### SUPPLIED TEXT:
— start —

# 7 point from my wheelchair



## ChristopherA.King (Oct 25, 2009)

Was lucky enough to get this one this evening just befor dark. Second deer this year with the muzzleloader they are getting bigger cant wait till next month.............


----------



## BrianDailey (Oct 25, 2009)

Congrats, sir...That's a fine frontstuffer buck!!


----------



## Melissa (Oct 25, 2009)

awesome job! congrats!


----------



## Arrow3 (Oct 25, 2009)

Great job!!


----------



## 91xjgawes (Oct 25, 2009)

way to go man!


----------



## bearpugh (Oct 25, 2009)

big time!


----------



## Chadx1981 (Oct 25, 2009)

Nice shot!


----------



## HandgunHTR (Oct 25, 2009)

Outstanding job Chris!

I am glad you are having such a good year!

I have yet to see a deer from the stand.


----------



## TroupTC (Oct 25, 2009)

Good job.  Stay after them.  You are two ahead of me.


----------



## boneboy96 (Oct 25, 2009)

that's a fine buck there Chris.  Congrats!


----------



## cathooker (Oct 25, 2009)

Congrats...that is a fine buck! I have a T/C triumph also and I love it.


----------



## leadoff (Oct 25, 2009)

Congrats on a fine buck!


----------



## ddd-shooter (Oct 25, 2009)

Awesome. 
Good job on a great buck!


----------



## FERAL ONE (Oct 25, 2009)

looks like a great shot too !!! i bet he didn't go far !


----------



## snuffy (Oct 26, 2009)

Nice deer and great shot.
Congratulations


----------



## BASS1FUN (Oct 26, 2009)

Congrats to you


----------



## GAGE (Oct 26, 2009)

well done!


----------



## Hoyt man (Oct 26, 2009)

awesome shot!!!  congrats on the kill


----------



## Highintheshoulder (Oct 26, 2009)

Great Job !!! Congrats


----------



## Luke0927 (Oct 26, 2009)

awesome one to be proud of!


----------



## WPTC (Oct 26, 2009)

Awesome!


----------



## wks41 (Oct 26, 2009)

Nice Buck!!


----------



## quigleysharps4570 (Oct 26, 2009)

My congrats.


----------



## BRIAN1 (Oct 26, 2009)

Good buck.


----------



## Buzz (Oct 26, 2009)

Way to go bud!


----------



## Jasper (Oct 26, 2009)

That is awesome! Great job!


----------



## acmech (Oct 26, 2009)

Nice one!


----------



## win270wsm (Oct 26, 2009)

Great buck man. Congratulations on a great buck!


----------



## Doyle (Oct 26, 2009)

Sweet


----------



## FishinMech (Oct 26, 2009)

way to go man.


----------



## Parker Phoenix (Oct 26, 2009)

Oh yeah...Here's a cyber high 5.


----------



## Jayrod (Oct 27, 2009)

— end —

### DIRECTIONS:
- A) Rewrite the forum thread from "# 7 point from" to "BrianDailey (Oct 25, 2009)", swapping "muzzleloader" for "crossbow".
- B) Answer these questions about the forum thread:
(i) Which deer of the year with the muzzleloader is this one for ChristopherA.King?
(ii) What does cathooker say they also have?
(iii) What has HandgunHTR not yet seen from the stand?
The lines that come next are from a separate source.

### MATERIAL:
— start —

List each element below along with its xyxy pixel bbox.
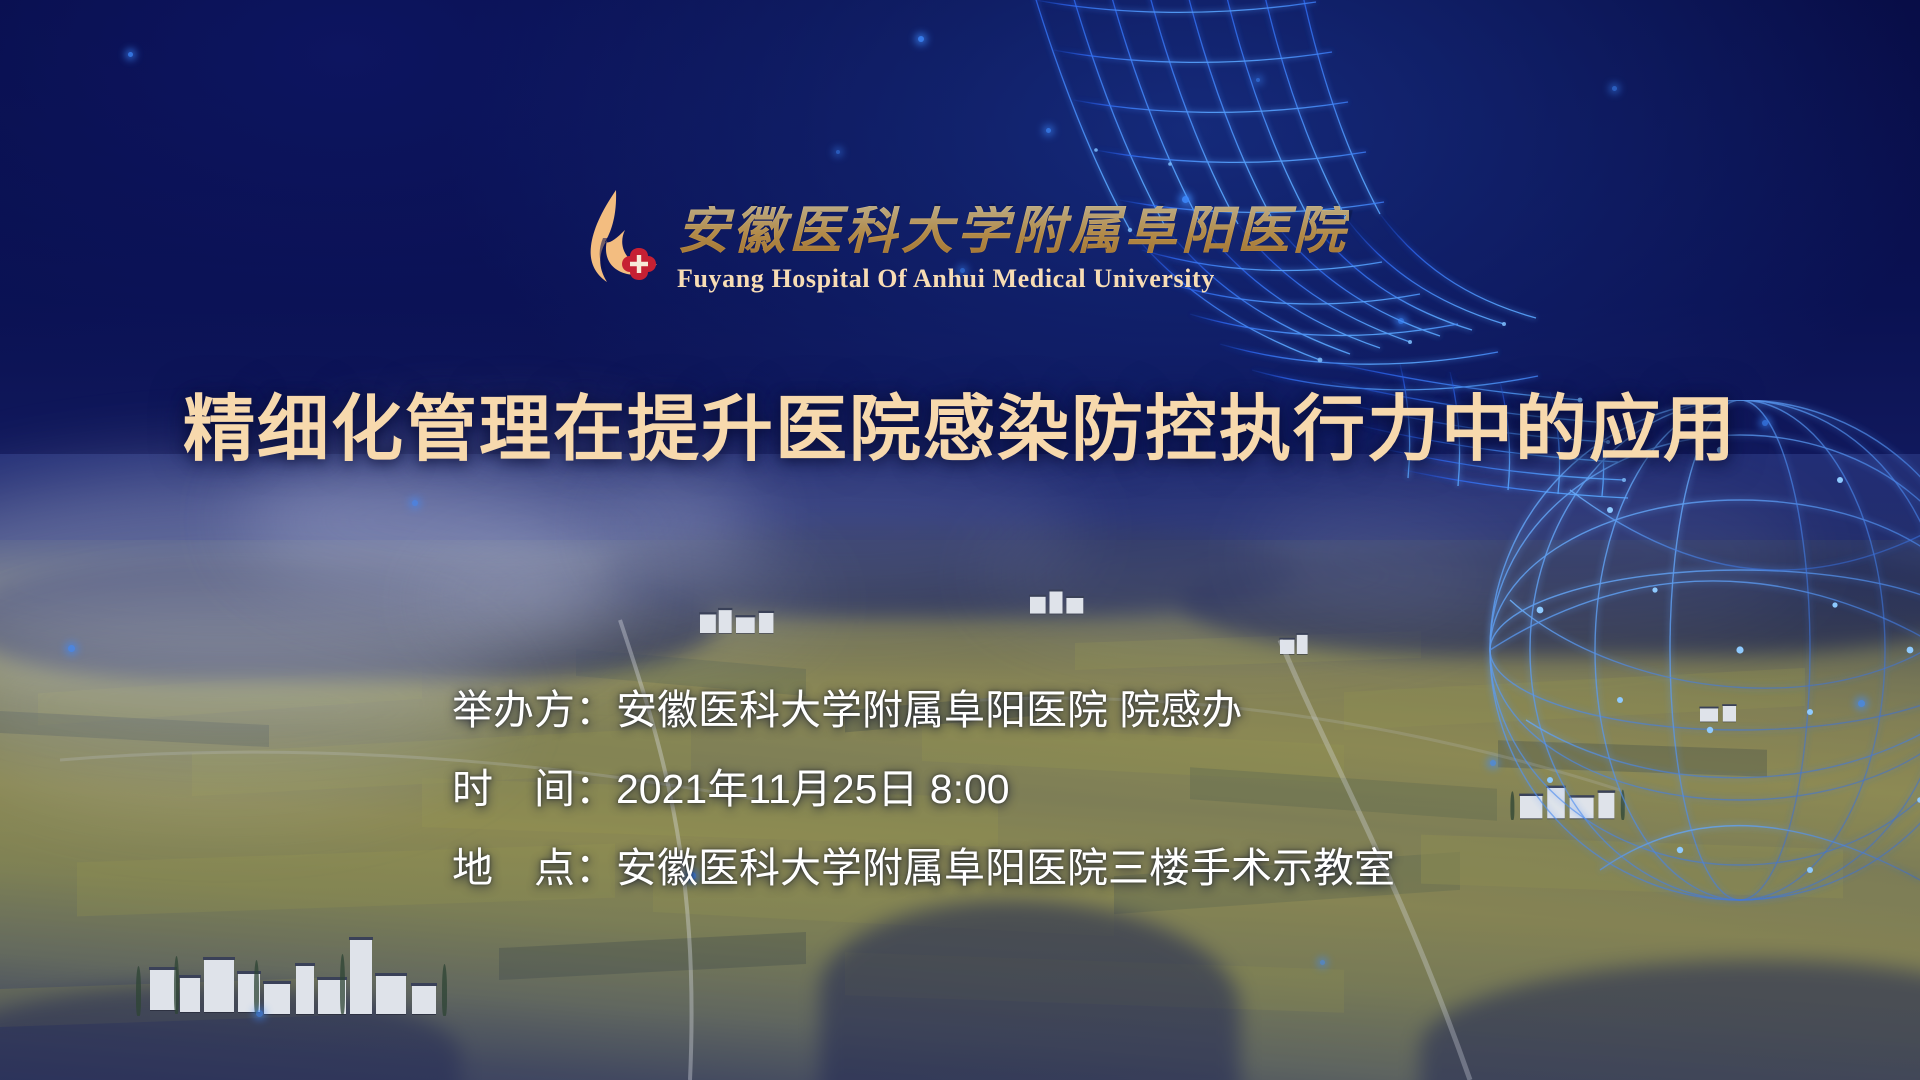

— end —

### SOLUTION LIST:
- A)
# 7 point from my wheelchair



## ChristopherA.King (Oct 25, 2009)

Was lucky enough to get this one this evening just befor dark. Second deer this year with the crossbow they are getting bigger cant wait till next month.............


----------



## BrianDailey (Oct 25, 2009)

- B)
(i) His second deer this year with the muzzleloader.
(ii) A T/C Triumph.
(iii) A deer.